CHALLENGE:
Retype all of the entries word for word.

ENTRIES PROVIDED:

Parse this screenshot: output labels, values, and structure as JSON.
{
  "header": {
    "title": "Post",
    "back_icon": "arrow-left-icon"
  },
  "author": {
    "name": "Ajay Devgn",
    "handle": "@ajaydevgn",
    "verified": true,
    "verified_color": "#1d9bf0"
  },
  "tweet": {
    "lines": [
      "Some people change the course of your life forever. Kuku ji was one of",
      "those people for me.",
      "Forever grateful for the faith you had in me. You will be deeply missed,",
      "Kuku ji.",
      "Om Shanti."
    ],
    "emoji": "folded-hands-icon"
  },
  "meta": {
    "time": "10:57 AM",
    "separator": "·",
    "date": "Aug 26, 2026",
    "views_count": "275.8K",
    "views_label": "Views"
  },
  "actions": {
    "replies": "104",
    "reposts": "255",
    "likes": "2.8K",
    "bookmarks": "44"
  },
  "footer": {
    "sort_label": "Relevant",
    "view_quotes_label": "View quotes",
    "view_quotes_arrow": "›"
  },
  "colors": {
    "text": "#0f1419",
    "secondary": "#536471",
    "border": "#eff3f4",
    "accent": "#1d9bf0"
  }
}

OUTPUT OF THE TASK:
Parse this screenshot: output labels, values, and structure as JSON.
{
  "header": {
    "title": "Post",
    "back_icon": "arrow-left-icon"
  },
  "author": {
    "name": "Ajay Devgn",
    "handle": "@ajaydevgn",
    "verified": true,
    "verified_color": "#1d9bf0"
  },
  "tweet": {
    "lines": [
      "Some people change the course of your life forever. Kuku ji was one of",
      "those people for me.",
      "Forever grateful for the faith you had in me. You will be deeply missed,",
      "Kuku ji.",
      "Om Shanti."
    ],
    "emoji": "folded-hands-icon"
  },
  "meta": {
    "time": "10:57 AM",
    "separator": "·",
    "date": "Aug 26, 2026",
    "views_count": "275.8K",
    "views_label": "Views"
  },
  "actions": {
    "replies": "104",
    "reposts": "255",
    "likes": "2.8K",
    "bookmarks": "44"
  },
  "footer": {
    "sort_label": "Relevant",
    "view_quotes_label": "View quotes",
    "view_quotes_arrow": "›"
  },
  "colors": {
    "text": "#0f1419",
    "secondary": "#536471",
    "border": "#eff3f4",
    "accent": "#1d9bf0"
  }
}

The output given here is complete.